**Direction**: Transcribe everything in the data word for word. Pictures are left out.

**The records**:
>> Start

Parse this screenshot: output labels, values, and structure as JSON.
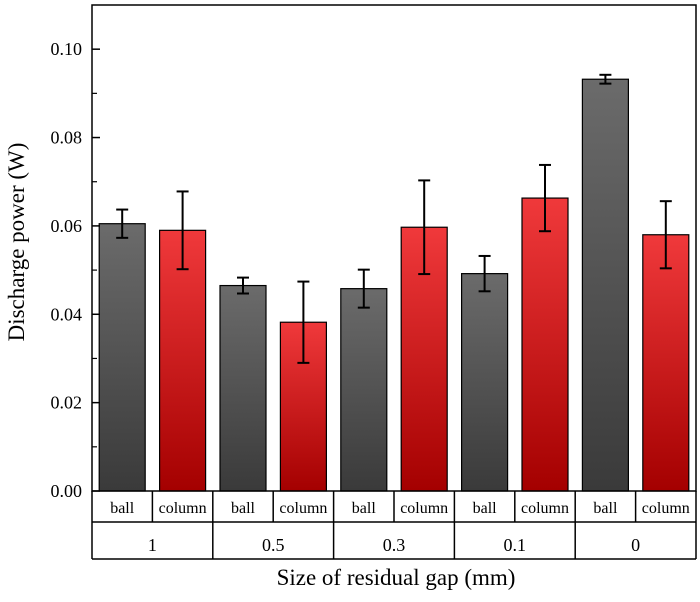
{
  "chart_data": {
    "type": "bar",
    "title": "",
    "xlabel": "Size of residual gap (mm)",
    "ylabel": "Discharge power (W)",
    "ylim": [
      0,
      0.11
    ],
    "yticks": [
      "0.00",
      "0.02",
      "0.04",
      "0.06",
      "0.08",
      "0.10"
    ],
    "grid": false,
    "groups": [
      "1",
      "0.5",
      "0.3",
      "0.1",
      "0"
    ],
    "series": [
      {
        "name": "ball",
        "color": "#6b6b6b",
        "color_dark": "#3a3a3a",
        "values": [
          0.0605,
          0.0465,
          0.0458,
          0.0492,
          0.0932
        ],
        "errors": [
          0.0032,
          0.0018,
          0.0043,
          0.004,
          0.001
        ]
      },
      {
        "name": "column",
        "color": "#f0393b",
        "color_dark": "#a40000",
        "values": [
          0.059,
          0.0382,
          0.0597,
          0.0663,
          0.058
        ],
        "errors": [
          0.0088,
          0.0092,
          0.0106,
          0.0075,
          0.0076
        ]
      }
    ]
  }
}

>> End

**Solution**:
Parse this screenshot: output labels, values, and structure as JSON.
{
  "chart_data": {
    "type": "bar",
    "title": "",
    "xlabel": "Size of residual gap (mm)",
    "ylabel": "Discharge power (W)",
    "ylim": [
      0,
      0.11
    ],
    "yticks": [
      "0.00",
      "0.02",
      "0.04",
      "0.06",
      "0.08",
      "0.10"
    ],
    "grid": false,
    "groups": [
      "1",
      "0.5",
      "0.3",
      "0.1",
      "0"
    ],
    "series": [
      {
        "name": "ball",
        "color": "#6b6b6b",
        "color_dark": "#3a3a3a",
        "values": [
          0.0605,
          0.0465,
          0.0458,
          0.0492,
          0.0932
        ],
        "errors": [
          0.0032,
          0.0018,
          0.0043,
          0.004,
          0.001
        ]
      },
      {
        "name": "column",
        "color": "#f0393b",
        "color_dark": "#a40000",
        "values": [
          0.059,
          0.0382,
          0.0597,
          0.0663,
          0.058
        ],
        "errors": [
          0.0088,
          0.0092,
          0.0106,
          0.0075,
          0.0076
        ]
      }
    ]
  }
}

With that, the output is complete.